[To be done] Pull each line containing "this" out of the data and copy it.

[Rows from a dataset]
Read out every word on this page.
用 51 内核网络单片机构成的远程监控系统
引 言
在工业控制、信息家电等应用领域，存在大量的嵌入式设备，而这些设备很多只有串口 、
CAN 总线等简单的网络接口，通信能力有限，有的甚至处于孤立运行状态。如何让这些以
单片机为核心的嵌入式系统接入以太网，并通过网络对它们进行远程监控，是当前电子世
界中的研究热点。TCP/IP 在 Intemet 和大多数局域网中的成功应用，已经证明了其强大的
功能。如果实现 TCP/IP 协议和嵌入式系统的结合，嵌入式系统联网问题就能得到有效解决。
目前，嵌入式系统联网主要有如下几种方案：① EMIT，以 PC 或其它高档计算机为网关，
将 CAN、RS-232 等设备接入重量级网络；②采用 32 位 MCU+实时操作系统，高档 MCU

* * *

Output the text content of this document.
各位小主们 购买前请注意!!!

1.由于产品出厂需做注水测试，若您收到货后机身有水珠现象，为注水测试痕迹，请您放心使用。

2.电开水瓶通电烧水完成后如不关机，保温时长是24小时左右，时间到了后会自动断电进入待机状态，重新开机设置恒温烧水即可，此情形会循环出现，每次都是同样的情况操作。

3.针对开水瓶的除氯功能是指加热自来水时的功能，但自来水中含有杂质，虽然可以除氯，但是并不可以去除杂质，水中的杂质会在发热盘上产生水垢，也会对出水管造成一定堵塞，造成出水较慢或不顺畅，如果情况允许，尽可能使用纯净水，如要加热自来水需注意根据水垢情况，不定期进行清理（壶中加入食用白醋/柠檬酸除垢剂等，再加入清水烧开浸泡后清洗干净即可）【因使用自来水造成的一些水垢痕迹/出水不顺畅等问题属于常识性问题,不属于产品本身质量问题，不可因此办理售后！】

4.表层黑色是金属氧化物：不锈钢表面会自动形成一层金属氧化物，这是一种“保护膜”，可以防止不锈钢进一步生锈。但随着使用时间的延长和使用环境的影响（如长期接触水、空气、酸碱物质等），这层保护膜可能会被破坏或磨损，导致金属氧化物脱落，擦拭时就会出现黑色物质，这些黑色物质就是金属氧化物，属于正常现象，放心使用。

[Task result]
Read out every word on this page.
Output the text content of this document.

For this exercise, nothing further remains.